======== Records to use ========

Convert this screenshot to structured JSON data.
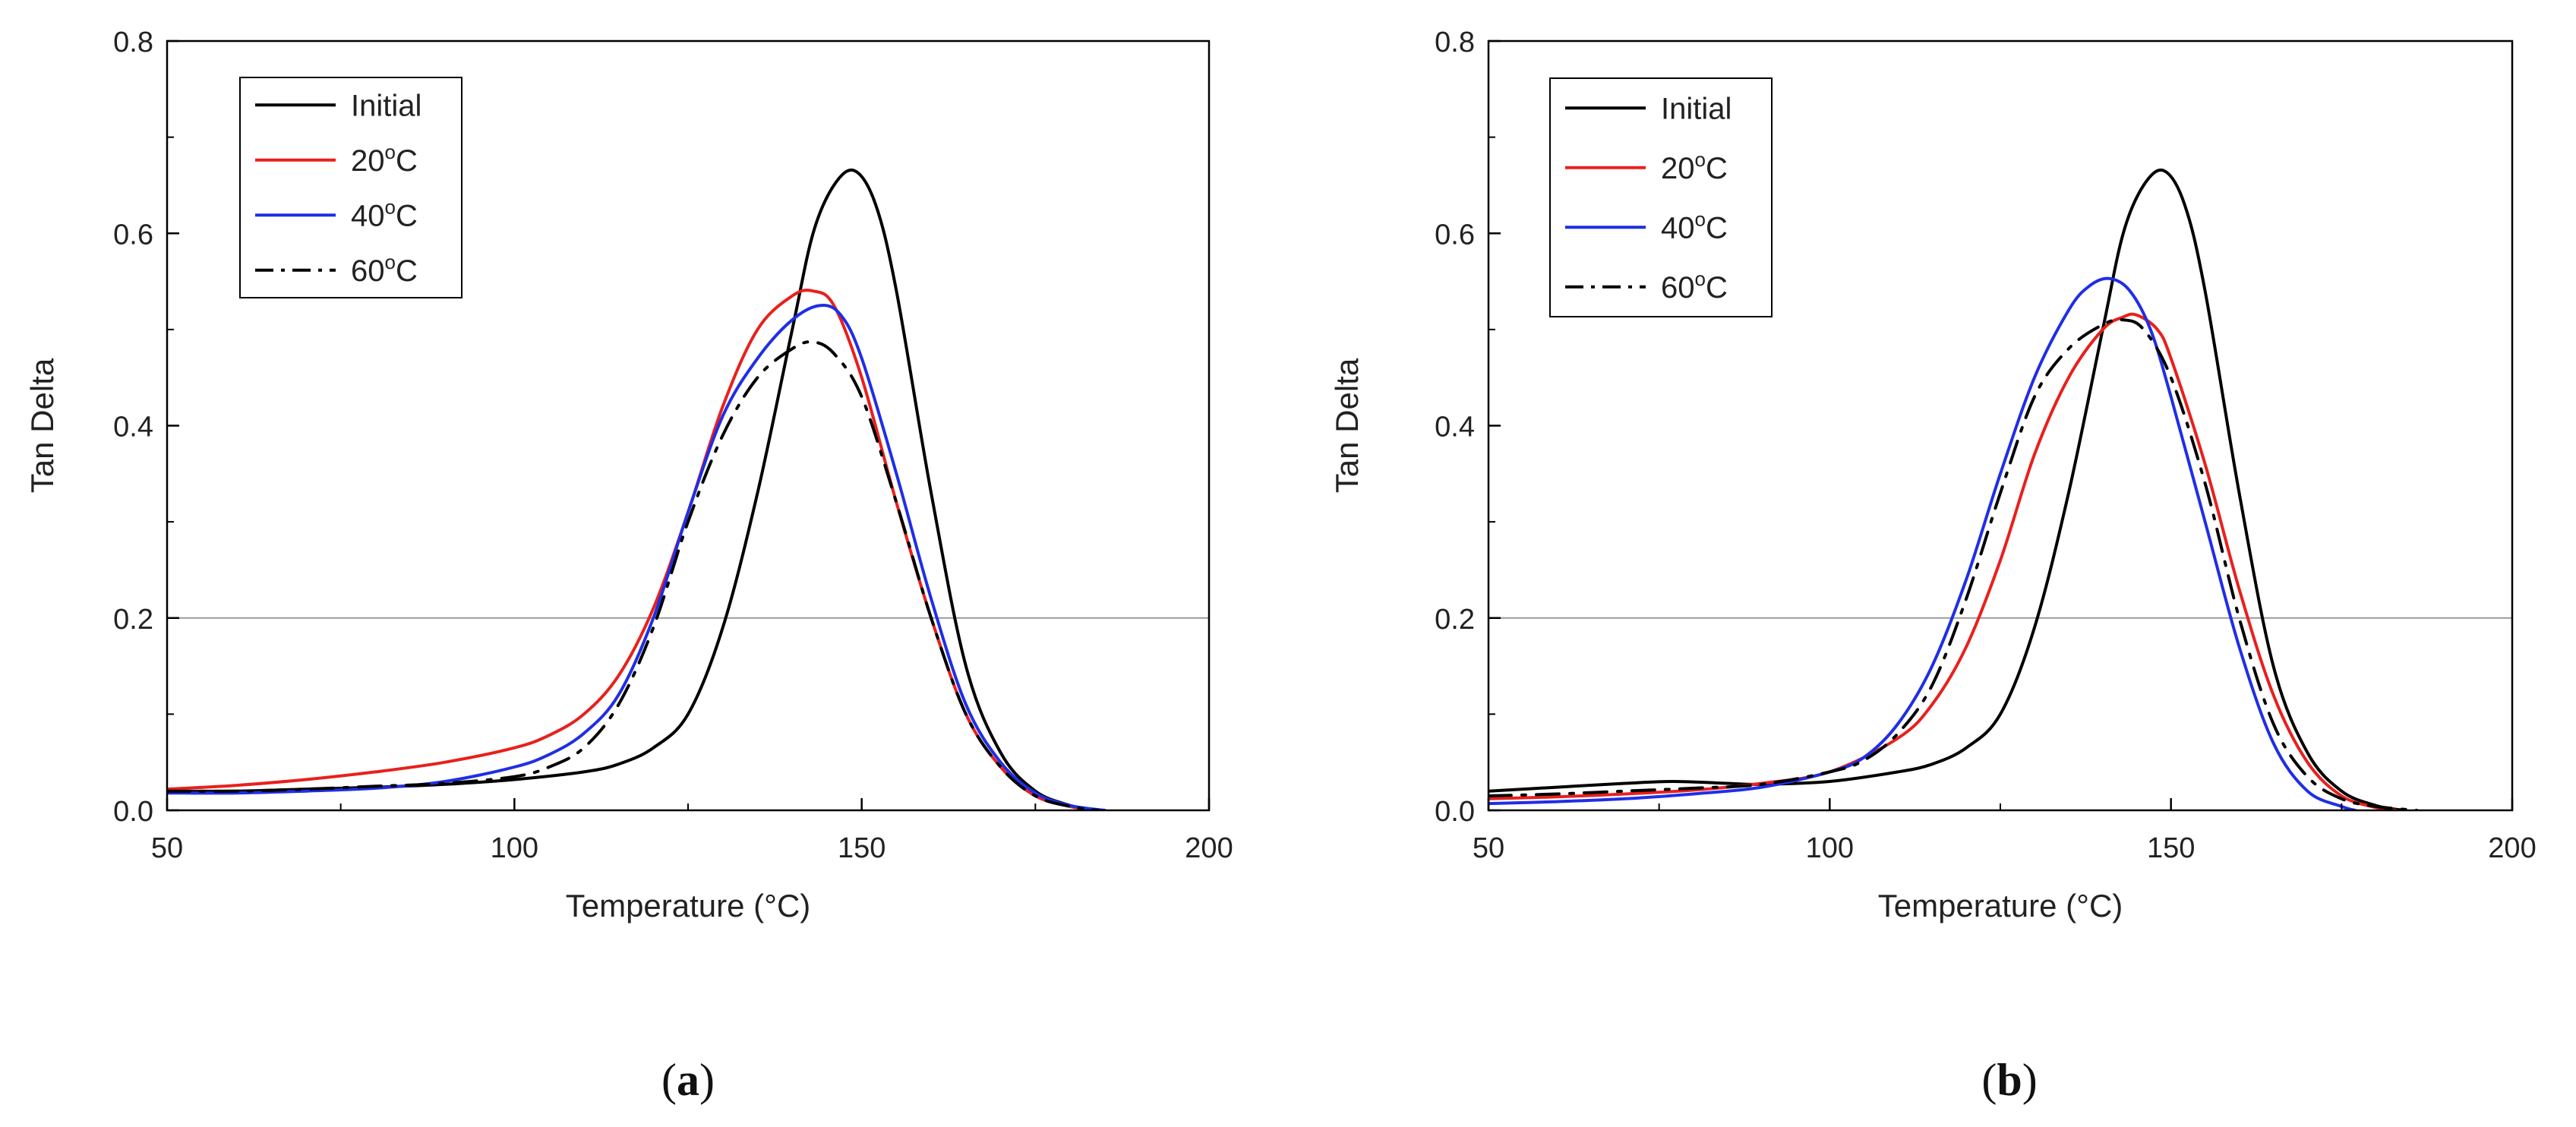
{
  "figure": {
    "panels": [
      "a",
      "b"
    ]
  },
  "colors": {
    "initial": "#000000",
    "c20": "#e8201c",
    "c40": "#1f2ee6",
    "c60": "#000000",
    "gridline": "#9a9a9a",
    "axis": "#000000"
  },
  "chart_data": [
    {
      "type": "line",
      "panel_label": "a",
      "title": "",
      "xlabel": "Temperature (°C)",
      "ylabel": "Tan Delta",
      "xlim": [
        50,
        200
      ],
      "ylim": [
        0,
        0.8
      ],
      "xticks": [
        50,
        100,
        150,
        200
      ],
      "xtick_labels": [
        "50",
        "100",
        "150",
        "200"
      ],
      "yticks": [
        0.0,
        0.2,
        0.4,
        0.6,
        0.8
      ],
      "ytick_labels": [
        "0.0",
        "0.2",
        "0.4",
        "0.6",
        "0.8"
      ],
      "reference_line_y": 0.2,
      "legend_position": "top-left",
      "series": [
        {
          "name": "Initial",
          "name_main": "Initial",
          "name_sup": "",
          "name_tail": "",
          "color_key": "initial",
          "dash": "solid",
          "x": [
            50,
            60,
            70,
            80,
            90,
            100,
            110,
            115,
            120,
            125,
            130,
            135,
            140,
            143,
            146,
            149,
            152,
            155,
            160,
            165,
            170,
            175,
            180,
            183
          ],
          "y": [
            0.02,
            0.02,
            0.022,
            0.024,
            0.027,
            0.032,
            0.04,
            0.048,
            0.065,
            0.1,
            0.19,
            0.33,
            0.5,
            0.6,
            0.65,
            0.665,
            0.63,
            0.54,
            0.33,
            0.15,
            0.06,
            0.02,
            0.005,
            0.0
          ]
        },
        {
          "name": "20°C",
          "name_main": "20",
          "name_sup": "o",
          "name_tail": "C",
          "color_key": "c20",
          "dash": "solid",
          "x": [
            50,
            60,
            70,
            80,
            90,
            100,
            105,
            110,
            115,
            120,
            125,
            130,
            135,
            140,
            143,
            146,
            150,
            155,
            160,
            165,
            170,
            175,
            180,
            184
          ],
          "y": [
            0.022,
            0.026,
            0.032,
            0.04,
            0.05,
            0.065,
            0.078,
            0.1,
            0.14,
            0.21,
            0.31,
            0.42,
            0.5,
            0.535,
            0.54,
            0.525,
            0.45,
            0.32,
            0.2,
            0.1,
            0.045,
            0.015,
            0.004,
            0.0
          ]
        },
        {
          "name": "40°C",
          "name_main": "40",
          "name_sup": "o",
          "name_tail": "C",
          "color_key": "c40",
          "dash": "solid",
          "x": [
            50,
            60,
            70,
            80,
            90,
            100,
            105,
            110,
            115,
            120,
            125,
            130,
            135,
            140,
            144,
            147,
            150,
            155,
            160,
            165,
            170,
            175,
            180,
            185
          ],
          "y": [
            0.018,
            0.018,
            0.02,
            0.023,
            0.03,
            0.045,
            0.058,
            0.08,
            0.12,
            0.2,
            0.31,
            0.41,
            0.47,
            0.51,
            0.525,
            0.515,
            0.47,
            0.35,
            0.22,
            0.11,
            0.05,
            0.018,
            0.005,
            0.0
          ]
        },
        {
          "name": "60°C",
          "name_main": "60",
          "name_sup": "o",
          "name_tail": "C",
          "color_key": "c60",
          "dash": "dashdot",
          "x": [
            50,
            60,
            70,
            80,
            90,
            100,
            105,
            110,
            115,
            120,
            125,
            130,
            135,
            140,
            143,
            146,
            150,
            155,
            160,
            165,
            170,
            175,
            180,
            184
          ],
          "y": [
            0.02,
            0.02,
            0.022,
            0.025,
            0.028,
            0.035,
            0.045,
            0.065,
            0.11,
            0.19,
            0.3,
            0.39,
            0.45,
            0.48,
            0.487,
            0.475,
            0.43,
            0.32,
            0.2,
            0.1,
            0.045,
            0.015,
            0.004,
            0.0
          ]
        }
      ]
    },
    {
      "type": "line",
      "panel_label": "b",
      "title": "",
      "xlabel": "Temperature (°C)",
      "ylabel": "Tan Delta",
      "xlim": [
        50,
        200
      ],
      "ylim": [
        0,
        0.8
      ],
      "xticks": [
        50,
        100,
        150,
        200
      ],
      "xtick_labels": [
        "50",
        "100",
        "150",
        "200"
      ],
      "yticks": [
        0.0,
        0.2,
        0.4,
        0.6,
        0.8
      ],
      "ytick_labels": [
        "0.0",
        "0.2",
        "0.4",
        "0.6",
        "0.8"
      ],
      "reference_line_y": 0.2,
      "legend_position": "top-left",
      "series": [
        {
          "name": "Initial",
          "name_main": "Initial",
          "name_sup": "",
          "name_tail": "",
          "color_key": "initial",
          "dash": "solid",
          "x": [
            50,
            60,
            70,
            77,
            85,
            90,
            100,
            110,
            115,
            120,
            125,
            130,
            135,
            140,
            143,
            146,
            149,
            152,
            155,
            160,
            165,
            170,
            175,
            180,
            184
          ],
          "y": [
            0.02,
            0.024,
            0.028,
            0.03,
            0.028,
            0.027,
            0.03,
            0.04,
            0.048,
            0.065,
            0.1,
            0.19,
            0.33,
            0.5,
            0.6,
            0.65,
            0.665,
            0.63,
            0.54,
            0.33,
            0.15,
            0.06,
            0.02,
            0.005,
            0.0
          ]
        },
        {
          "name": "20°C",
          "name_main": "20",
          "name_sup": "o",
          "name_tail": "C",
          "color_key": "c20",
          "dash": "solid",
          "x": [
            50,
            60,
            70,
            80,
            90,
            100,
            110,
            115,
            120,
            125,
            130,
            135,
            140,
            143,
            145,
            148,
            150,
            155,
            160,
            165,
            170,
            175,
            180,
            183
          ],
          "y": [
            0.012,
            0.014,
            0.017,
            0.021,
            0.028,
            0.04,
            0.075,
            0.11,
            0.17,
            0.26,
            0.37,
            0.45,
            0.5,
            0.513,
            0.515,
            0.5,
            0.47,
            0.36,
            0.23,
            0.12,
            0.05,
            0.015,
            0.003,
            0.0
          ]
        },
        {
          "name": "40°C",
          "name_main": "40",
          "name_sup": "o",
          "name_tail": "C",
          "color_key": "c40",
          "dash": "solid",
          "x": [
            50,
            60,
            70,
            80,
            90,
            100,
            105,
            110,
            115,
            120,
            125,
            130,
            135,
            138,
            141,
            144,
            147,
            150,
            155,
            160,
            165,
            170,
            175,
            177
          ],
          "y": [
            0.007,
            0.009,
            0.012,
            0.017,
            0.024,
            0.04,
            0.055,
            0.09,
            0.15,
            0.24,
            0.35,
            0.45,
            0.52,
            0.545,
            0.553,
            0.54,
            0.5,
            0.43,
            0.3,
            0.17,
            0.07,
            0.02,
            0.004,
            0.0
          ]
        },
        {
          "name": "60°C",
          "name_main": "60",
          "name_sup": "o",
          "name_tail": "C",
          "color_key": "c60",
          "dash": "dashdot",
          "x": [
            50,
            60,
            70,
            80,
            90,
            100,
            105,
            110,
            115,
            120,
            125,
            130,
            135,
            140,
            143,
            146,
            150,
            155,
            160,
            165,
            170,
            175,
            180,
            186
          ],
          "y": [
            0.015,
            0.017,
            0.02,
            0.023,
            0.027,
            0.04,
            0.052,
            0.08,
            0.13,
            0.22,
            0.33,
            0.43,
            0.48,
            0.505,
            0.51,
            0.5,
            0.45,
            0.34,
            0.2,
            0.09,
            0.035,
            0.012,
            0.004,
            0.0
          ]
        }
      ]
    }
  ]
}
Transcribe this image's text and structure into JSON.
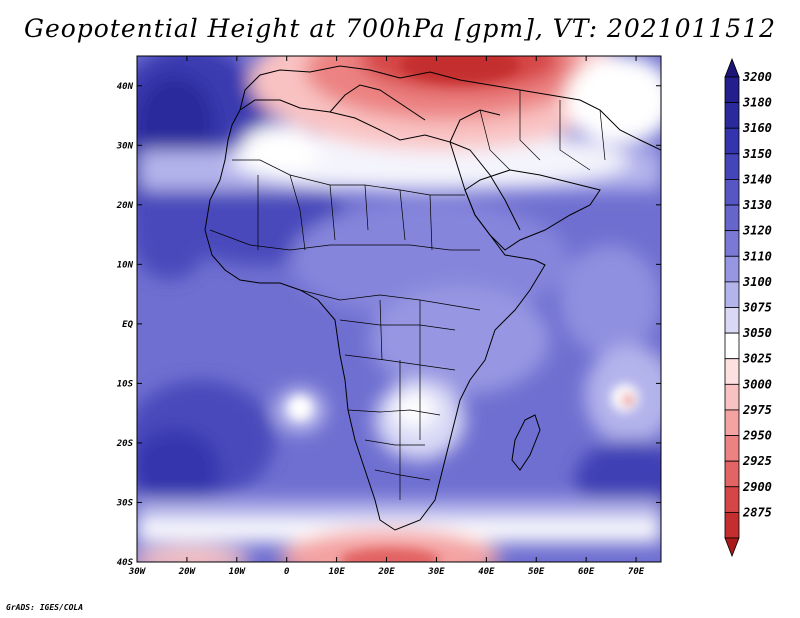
{
  "title": "Geopotential Height at 700hPa [gpm], VT: 2021011512",
  "credit": "GrADS: IGES/COLA",
  "map": {
    "lon_range": [
      -30,
      75
    ],
    "lat_range": [
      -40,
      45
    ],
    "lat_ticks": [
      {
        "value": 40,
        "label": "40N"
      },
      {
        "value": 30,
        "label": "30N"
      },
      {
        "value": 20,
        "label": "20N"
      },
      {
        "value": 10,
        "label": "10N"
      },
      {
        "value": 0,
        "label": "EQ"
      },
      {
        "value": -10,
        "label": "10S"
      },
      {
        "value": -20,
        "label": "20S"
      },
      {
        "value": -30,
        "label": "30S"
      },
      {
        "value": -40,
        "label": "40S"
      }
    ],
    "lon_ticks": [
      {
        "value": -30,
        "label": "30W"
      },
      {
        "value": -20,
        "label": "20W"
      },
      {
        "value": -10,
        "label": "10W"
      },
      {
        "value": 0,
        "label": "0"
      },
      {
        "value": 10,
        "label": "10E"
      },
      {
        "value": 20,
        "label": "20E"
      },
      {
        "value": 30,
        "label": "30E"
      },
      {
        "value": 40,
        "label": "40E"
      },
      {
        "value": 50,
        "label": "50E"
      },
      {
        "value": 60,
        "label": "60E"
      },
      {
        "value": 70,
        "label": "70E"
      }
    ]
  },
  "colorbar": {
    "levels": [
      {
        "label": "3200",
        "color": "#231f8c"
      },
      {
        "label": "3180",
        "color": "#2a2a9c"
      },
      {
        "label": "3160",
        "color": "#3434ad"
      },
      {
        "label": "3150",
        "color": "#4545ba"
      },
      {
        "label": "3140",
        "color": "#5656c5"
      },
      {
        "label": "3130",
        "color": "#6565cc"
      },
      {
        "label": "3120",
        "color": "#7a7ad6"
      },
      {
        "label": "3110",
        "color": "#9696e2"
      },
      {
        "label": "3100",
        "color": "#b4b4ec"
      },
      {
        "label": "3075",
        "color": "#d9d9f6"
      },
      {
        "label": "3050",
        "color": "#ffffff"
      },
      {
        "label": "3025",
        "color": "#fde0e0"
      },
      {
        "label": "3000",
        "color": "#f9c2c2"
      },
      {
        "label": "2975",
        "color": "#f4a2a2"
      },
      {
        "label": "2950",
        "color": "#ec8282"
      },
      {
        "label": "2925",
        "color": "#e26464"
      },
      {
        "label": "2900",
        "color": "#d64646"
      },
      {
        "label": "2875",
        "color": "#c42e2e"
      }
    ],
    "top_cap_color": "#1c1577",
    "bottom_cap_color": "#aa1a1a"
  }
}
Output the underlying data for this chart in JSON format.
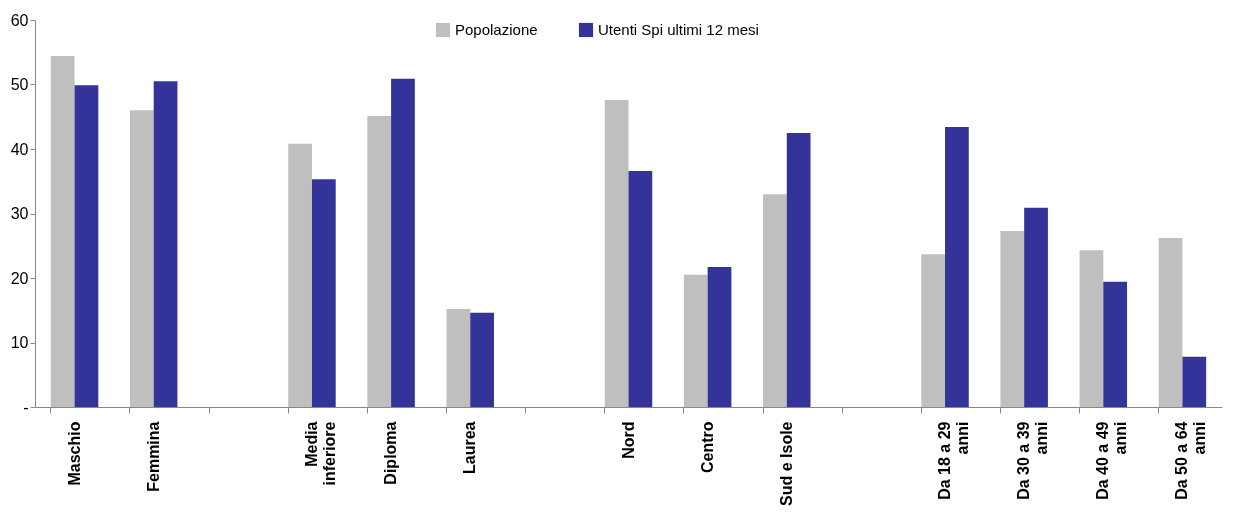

========

What you need to do: Extract each line holding the string "this".

Output below:
Convert this screenshot to structured JSON data.
Transcribe this image's text and structure into JSON.
Output the underlying data for this chart in JSON format.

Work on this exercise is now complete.